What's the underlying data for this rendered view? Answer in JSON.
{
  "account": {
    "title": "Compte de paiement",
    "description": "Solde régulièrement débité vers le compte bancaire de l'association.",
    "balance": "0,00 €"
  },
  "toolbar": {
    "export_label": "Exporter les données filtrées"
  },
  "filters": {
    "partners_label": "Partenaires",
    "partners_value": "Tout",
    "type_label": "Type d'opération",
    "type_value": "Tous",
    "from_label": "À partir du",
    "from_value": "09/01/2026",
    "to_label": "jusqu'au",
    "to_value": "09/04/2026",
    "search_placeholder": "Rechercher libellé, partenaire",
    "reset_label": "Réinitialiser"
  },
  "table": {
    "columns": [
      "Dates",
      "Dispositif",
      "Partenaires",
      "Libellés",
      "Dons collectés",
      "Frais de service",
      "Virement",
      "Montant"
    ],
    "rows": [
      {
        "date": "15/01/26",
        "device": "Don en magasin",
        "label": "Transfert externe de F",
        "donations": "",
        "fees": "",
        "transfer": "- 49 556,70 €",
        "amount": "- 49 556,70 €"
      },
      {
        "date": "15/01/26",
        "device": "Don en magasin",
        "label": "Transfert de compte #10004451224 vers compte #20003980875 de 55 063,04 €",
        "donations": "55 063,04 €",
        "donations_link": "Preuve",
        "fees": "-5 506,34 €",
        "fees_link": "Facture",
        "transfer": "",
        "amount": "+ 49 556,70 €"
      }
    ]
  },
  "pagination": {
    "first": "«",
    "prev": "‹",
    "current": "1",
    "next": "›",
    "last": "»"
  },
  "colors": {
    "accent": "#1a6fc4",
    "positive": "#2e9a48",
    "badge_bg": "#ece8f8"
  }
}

> Required task
Write out the data again, exactly and in full.

> Finished task
What's the underlying data for this rendered view? Answer in JSON.
{
  "account": {
    "title": "Compte de paiement",
    "description": "Solde régulièrement débité vers le compte bancaire de l'association.",
    "balance": "0,00 €"
  },
  "toolbar": {
    "export_label": "Exporter les données filtrées"
  },
  "filters": {
    "partners_label": "Partenaires",
    "partners_value": "Tout",
    "type_label": "Type d'opération",
    "type_value": "Tous",
    "from_label": "À partir du",
    "from_value": "09/01/2026",
    "to_label": "jusqu'au",
    "to_value": "09/04/2026",
    "search_placeholder": "Rechercher libellé, partenaire",
    "reset_label": "Réinitialiser"
  },
  "table": {
    "columns": [
      "Dates",
      "Dispositif",
      "Partenaires",
      "Libellés",
      "Dons collectés",
      "Frais de service",
      "Virement",
      "Montant"
    ],
    "rows": [
      {
        "date": "15/01/26",
        "device": "Don en magasin",
        "label": "Transfert externe de F",
        "donations": "",
        "fees": "",
        "transfer": "- 49 556,70 €",
        "amount": "- 49 556,70 €"
      },
      {
        "date": "15/01/26",
        "device": "Don en magasin",
        "label": "Transfert de compte #10004451224 vers compte #20003980875 de 55 063,04 €",
        "donations": "55 063,04 €",
        "donations_link": "Preuve",
        "fees": "-5 506,34 €",
        "fees_link": "Facture",
        "transfer": "",
        "amount": "+ 49 556,70 €"
      }
    ]
  },
  "pagination": {
    "first": "«",
    "prev": "‹",
    "current": "1",
    "next": "›",
    "last": "»"
  },
  "colors": {
    "accent": "#1a6fc4",
    "positive": "#2e9a48",
    "badge_bg": "#ece8f8"
  }
}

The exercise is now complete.